§ **The input**:
-.-.-

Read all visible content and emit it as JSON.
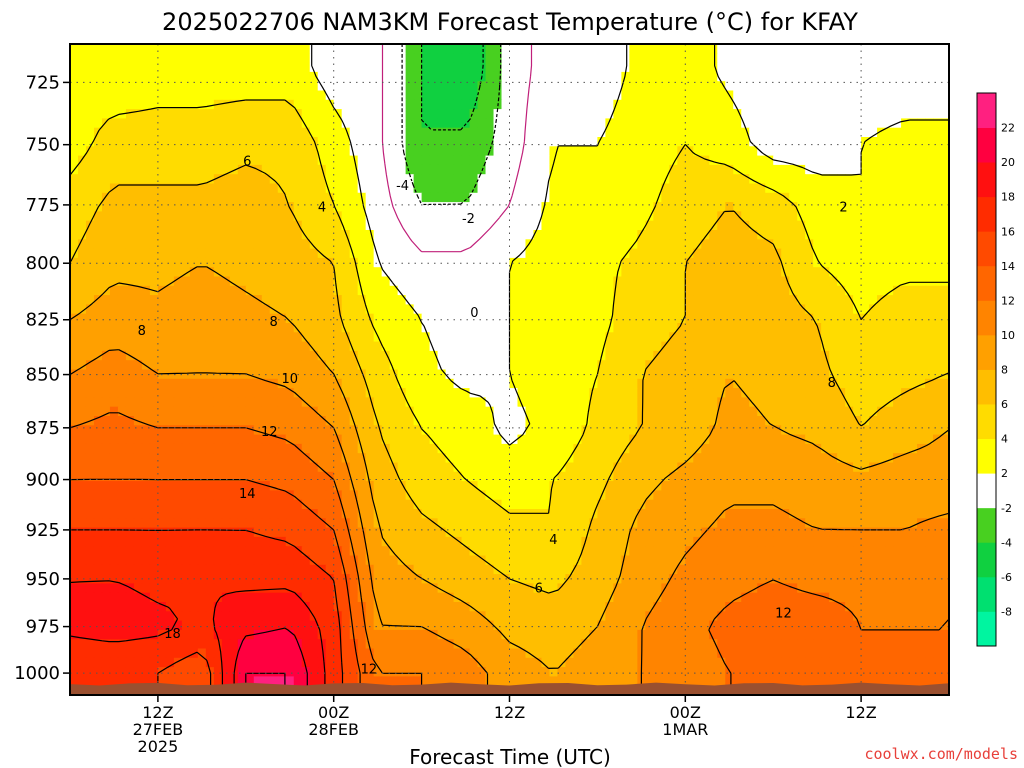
{
  "title": "2025022706 NAM3KM Forecast Temperature (°C) for KFAY",
  "credit": "coolwx.com/models",
  "colors": {
    "credit": "#e8403a",
    "ground": "#9a5030",
    "freezing_line": "#c0207a",
    "frame": "#000000",
    "grid": "#555555"
  },
  "chart_data": {
    "type": "heatmap",
    "title": "2025022706 NAM3KM Forecast Temperature (°C) for KFAY",
    "xlabel": "Forecast Time (UTC)",
    "ylabel": "",
    "x_units": "forecast hours from 2025-02-27 06Z",
    "xlim": [
      0,
      60
    ],
    "ylim": [
      1012,
      710
    ],
    "y_ticks": [
      725,
      750,
      775,
      800,
      825,
      850,
      875,
      900,
      925,
      950,
      975,
      1000
    ],
    "x_ticks": [
      {
        "hour": 6,
        "lines": [
          "12Z",
          "27FEB",
          "2025"
        ]
      },
      {
        "hour": 18,
        "lines": [
          "00Z",
          "28FEB"
        ]
      },
      {
        "hour": 30,
        "lines": [
          "12Z"
        ]
      },
      {
        "hour": 42,
        "lines": [
          "00Z",
          "1MAR"
        ]
      },
      {
        "hour": 54,
        "lines": [
          "12Z"
        ]
      }
    ],
    "grid": true,
    "colorbar": {
      "levels": [
        -10,
        -8,
        -6,
        -4,
        -2,
        2,
        4,
        6,
        8,
        10,
        12,
        14,
        16,
        18,
        20,
        22,
        24
      ],
      "labels": [
        "-8",
        "-6",
        "-4",
        "-2",
        "2",
        "4",
        "6",
        "8",
        "10",
        "12",
        "14",
        "16",
        "18",
        "20",
        "22"
      ],
      "colors": [
        "#00f5a0",
        "#00e070",
        "#10d040",
        "#48d020",
        "#ffffff",
        "#ffff00",
        "#ffdc00",
        "#ffbe00",
        "#ffa000",
        "#ff8400",
        "#ff6600",
        "#ff4a00",
        "#ff2c00",
        "#ff1010",
        "#ff0040",
        "#ff2080"
      ]
    },
    "pressure": [
      720,
      750,
      775,
      800,
      825,
      850,
      875,
      900,
      925,
      950,
      975,
      1000
    ],
    "hours": [
      0,
      3,
      6,
      9,
      12,
      15,
      18,
      21,
      24,
      27,
      30,
      33,
      36,
      39,
      42,
      45,
      48,
      51,
      54,
      57,
      60
    ],
    "temperature": [
      [
        3,
        2.5,
        3,
        3,
        3,
        3,
        1,
        0.5,
        -4,
        -6,
        -1,
        1,
        1,
        2.5,
        3,
        1.5,
        0.5,
        0.5,
        1,
        1,
        1
      ],
      [
        3,
        5,
        5,
        5,
        5.5,
        5.5,
        3,
        0.5,
        -4,
        -3.5,
        -1,
        2,
        2,
        3,
        4,
        3,
        1,
        1,
        2,
        2.5,
        2.5
      ],
      [
        5,
        6.5,
        6.5,
        6.5,
        7,
        6,
        4,
        1,
        -2,
        -2,
        0,
        2.5,
        2.5,
        3.5,
        5,
        6,
        5,
        3,
        2,
        3,
        3
      ],
      [
        6,
        7.5,
        7.5,
        8,
        7.5,
        7,
        6,
        2,
        0.5,
        0.5,
        2,
        3,
        3.5,
        4.5,
        6,
        7,
        6.5,
        4,
        3,
        3.5,
        3.5
      ],
      [
        8,
        9,
        8.5,
        9,
        8.5,
        8,
        6.5,
        3.5,
        2,
        1,
        2,
        3,
        3.5,
        5,
        6,
        7,
        7,
        6,
        4,
        5,
        5
      ],
      [
        10,
        11,
        10,
        10,
        10,
        9.5,
        8,
        5,
        2.5,
        1.5,
        2,
        3,
        4,
        6,
        7,
        8,
        7.5,
        6.5,
        5,
        5.5,
        6
      ],
      [
        12,
        12.5,
        12,
        12,
        12,
        11.5,
        10,
        6,
        4,
        3,
        1.5,
        2.5,
        4.5,
        6,
        7,
        8.5,
        8,
        7.5,
        6,
        7,
        8
      ],
      [
        14,
        14,
        14,
        14,
        14,
        13.5,
        12,
        7,
        5,
        4,
        3,
        4,
        5.5,
        7.5,
        8.5,
        9.5,
        9.5,
        9,
        8.5,
        9,
        9
      ],
      [
        16,
        16,
        16,
        16,
        16,
        15.5,
        14,
        8,
        6.5,
        5.5,
        4.5,
        4,
        6.5,
        8.5,
        9.5,
        10.5,
        10.5,
        10,
        10,
        10,
        10.5
      ],
      [
        18,
        18,
        17.5,
        18,
        17.5,
        17.5,
        16,
        9,
        8,
        7,
        6,
        5.5,
        7,
        9,
        10.5,
        11.5,
        12,
        11.5,
        11.5,
        11,
        12
      ],
      [
        18.5,
        19,
        18.5,
        17.5,
        19.5,
        20,
        17,
        10,
        10,
        9,
        7.5,
        7,
        8,
        10,
        11.5,
        12.5,
        13,
        13,
        12,
        12,
        12
      ],
      [
        16,
        16,
        16,
        14.5,
        22,
        22,
        17,
        12,
        12,
        11,
        9,
        8,
        9,
        10,
        11,
        12,
        12.5,
        12.5,
        12,
        12,
        12
      ]
    ],
    "contour_levels": [
      -4,
      -2,
      0,
      2,
      4,
      6,
      8,
      10,
      12,
      14,
      16,
      18,
      20,
      22
    ],
    "contour_labels": [
      {
        "text": "-4",
        "hour": 22.7,
        "p": 767
      },
      {
        "text": "-2",
        "hour": 27.2,
        "p": 781
      },
      {
        "text": "0",
        "hour": 27.6,
        "p": 822
      },
      {
        "text": "2",
        "hour": 52.8,
        "p": 776
      },
      {
        "text": "4",
        "hour": 17.2,
        "p": 776
      },
      {
        "text": "6",
        "hour": 12.1,
        "p": 757
      },
      {
        "text": "8",
        "hour": 4.9,
        "p": 830
      },
      {
        "text": "8",
        "hour": 13.9,
        "p": 826
      },
      {
        "text": "10",
        "hour": 15.0,
        "p": 852
      },
      {
        "text": "12",
        "hour": 13.6,
        "p": 877
      },
      {
        "text": "14",
        "hour": 12.1,
        "p": 907
      },
      {
        "text": "4",
        "hour": 33.0,
        "p": 930
      },
      {
        "text": "6",
        "hour": 32.0,
        "p": 955
      },
      {
        "text": "8",
        "hour": 52.0,
        "p": 854
      },
      {
        "text": "12",
        "hour": 48.7,
        "p": 968
      },
      {
        "text": "18",
        "hour": 7.0,
        "p": 979
      },
      {
        "text": "12",
        "hour": 20.4,
        "p": 998
      }
    ]
  }
}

-.-.-

§ **Aim**: Return the material word for word. Pictures are not part of the copy.

§ **The answer**:
Read all visible content and emit it as JSON.
{
  "title": "2025022706 NAM3KM Forecast Temperature (°C) for KFAY",
  "credit": "coolwx.com/models",
  "colors": {
    "credit": "#e8403a",
    "ground": "#9a5030",
    "freezing_line": "#c0207a",
    "frame": "#000000",
    "grid": "#555555"
  },
  "chart_data": {
    "type": "heatmap",
    "title": "2025022706 NAM3KM Forecast Temperature (°C) for KFAY",
    "xlabel": "Forecast Time (UTC)",
    "ylabel": "",
    "x_units": "forecast hours from 2025-02-27 06Z",
    "xlim": [
      0,
      60
    ],
    "ylim": [
      1012,
      710
    ],
    "y_ticks": [
      725,
      750,
      775,
      800,
      825,
      850,
      875,
      900,
      925,
      950,
      975,
      1000
    ],
    "x_ticks": [
      {
        "hour": 6,
        "lines": [
          "12Z",
          "27FEB",
          "2025"
        ]
      },
      {
        "hour": 18,
        "lines": [
          "00Z",
          "28FEB"
        ]
      },
      {
        "hour": 30,
        "lines": [
          "12Z"
        ]
      },
      {
        "hour": 42,
        "lines": [
          "00Z",
          "1MAR"
        ]
      },
      {
        "hour": 54,
        "lines": [
          "12Z"
        ]
      }
    ],
    "grid": true,
    "colorbar": {
      "levels": [
        -10,
        -8,
        -6,
        -4,
        -2,
        2,
        4,
        6,
        8,
        10,
        12,
        14,
        16,
        18,
        20,
        22,
        24
      ],
      "labels": [
        "-8",
        "-6",
        "-4",
        "-2",
        "2",
        "4",
        "6",
        "8",
        "10",
        "12",
        "14",
        "16",
        "18",
        "20",
        "22"
      ],
      "colors": [
        "#00f5a0",
        "#00e070",
        "#10d040",
        "#48d020",
        "#ffffff",
        "#ffff00",
        "#ffdc00",
        "#ffbe00",
        "#ffa000",
        "#ff8400",
        "#ff6600",
        "#ff4a00",
        "#ff2c00",
        "#ff1010",
        "#ff0040",
        "#ff2080"
      ]
    },
    "pressure": [
      720,
      750,
      775,
      800,
      825,
      850,
      875,
      900,
      925,
      950,
      975,
      1000
    ],
    "hours": [
      0,
      3,
      6,
      9,
      12,
      15,
      18,
      21,
      24,
      27,
      30,
      33,
      36,
      39,
      42,
      45,
      48,
      51,
      54,
      57,
      60
    ],
    "temperature": [
      [
        3,
        2.5,
        3,
        3,
        3,
        3,
        1,
        0.5,
        -4,
        -6,
        -1,
        1,
        1,
        2.5,
        3,
        1.5,
        0.5,
        0.5,
        1,
        1,
        1
      ],
      [
        3,
        5,
        5,
        5,
        5.5,
        5.5,
        3,
        0.5,
        -4,
        -3.5,
        -1,
        2,
        2,
        3,
        4,
        3,
        1,
        1,
        2,
        2.5,
        2.5
      ],
      [
        5,
        6.5,
        6.5,
        6.5,
        7,
        6,
        4,
        1,
        -2,
        -2,
        0,
        2.5,
        2.5,
        3.5,
        5,
        6,
        5,
        3,
        2,
        3,
        3
      ],
      [
        6,
        7.5,
        7.5,
        8,
        7.5,
        7,
        6,
        2,
        0.5,
        0.5,
        2,
        3,
        3.5,
        4.5,
        6,
        7,
        6.5,
        4,
        3,
        3.5,
        3.5
      ],
      [
        8,
        9,
        8.5,
        9,
        8.5,
        8,
        6.5,
        3.5,
        2,
        1,
        2,
        3,
        3.5,
        5,
        6,
        7,
        7,
        6,
        4,
        5,
        5
      ],
      [
        10,
        11,
        10,
        10,
        10,
        9.5,
        8,
        5,
        2.5,
        1.5,
        2,
        3,
        4,
        6,
        7,
        8,
        7.5,
        6.5,
        5,
        5.5,
        6
      ],
      [
        12,
        12.5,
        12,
        12,
        12,
        11.5,
        10,
        6,
        4,
        3,
        1.5,
        2.5,
        4.5,
        6,
        7,
        8.5,
        8,
        7.5,
        6,
        7,
        8
      ],
      [
        14,
        14,
        14,
        14,
        14,
        13.5,
        12,
        7,
        5,
        4,
        3,
        4,
        5.5,
        7.5,
        8.5,
        9.5,
        9.5,
        9,
        8.5,
        9,
        9
      ],
      [
        16,
        16,
        16,
        16,
        16,
        15.5,
        14,
        8,
        6.5,
        5.5,
        4.5,
        4,
        6.5,
        8.5,
        9.5,
        10.5,
        10.5,
        10,
        10,
        10,
        10.5
      ],
      [
        18,
        18,
        17.5,
        18,
        17.5,
        17.5,
        16,
        9,
        8,
        7,
        6,
        5.5,
        7,
        9,
        10.5,
        11.5,
        12,
        11.5,
        11.5,
        11,
        12
      ],
      [
        18.5,
        19,
        18.5,
        17.5,
        19.5,
        20,
        17,
        10,
        10,
        9,
        7.5,
        7,
        8,
        10,
        11.5,
        12.5,
        13,
        13,
        12,
        12,
        12
      ],
      [
        16,
        16,
        16,
        14.5,
        22,
        22,
        17,
        12,
        12,
        11,
        9,
        8,
        9,
        10,
        11,
        12,
        12.5,
        12.5,
        12,
        12,
        12
      ]
    ],
    "contour_levels": [
      -4,
      -2,
      0,
      2,
      4,
      6,
      8,
      10,
      12,
      14,
      16,
      18,
      20,
      22
    ],
    "contour_labels": [
      {
        "text": "-4",
        "hour": 22.7,
        "p": 767
      },
      {
        "text": "-2",
        "hour": 27.2,
        "p": 781
      },
      {
        "text": "0",
        "hour": 27.6,
        "p": 822
      },
      {
        "text": "2",
        "hour": 52.8,
        "p": 776
      },
      {
        "text": "4",
        "hour": 17.2,
        "p": 776
      },
      {
        "text": "6",
        "hour": 12.1,
        "p": 757
      },
      {
        "text": "8",
        "hour": 4.9,
        "p": 830
      },
      {
        "text": "8",
        "hour": 13.9,
        "p": 826
      },
      {
        "text": "10",
        "hour": 15.0,
        "p": 852
      },
      {
        "text": "12",
        "hour": 13.6,
        "p": 877
      },
      {
        "text": "14",
        "hour": 12.1,
        "p": 907
      },
      {
        "text": "4",
        "hour": 33.0,
        "p": 930
      },
      {
        "text": "6",
        "hour": 32.0,
        "p": 955
      },
      {
        "text": "8",
        "hour": 52.0,
        "p": 854
      },
      {
        "text": "12",
        "hour": 48.7,
        "p": 968
      },
      {
        "text": "18",
        "hour": 7.0,
        "p": 979
      },
      {
        "text": "12",
        "hour": 20.4,
        "p": 998
      }
    ]
  }
}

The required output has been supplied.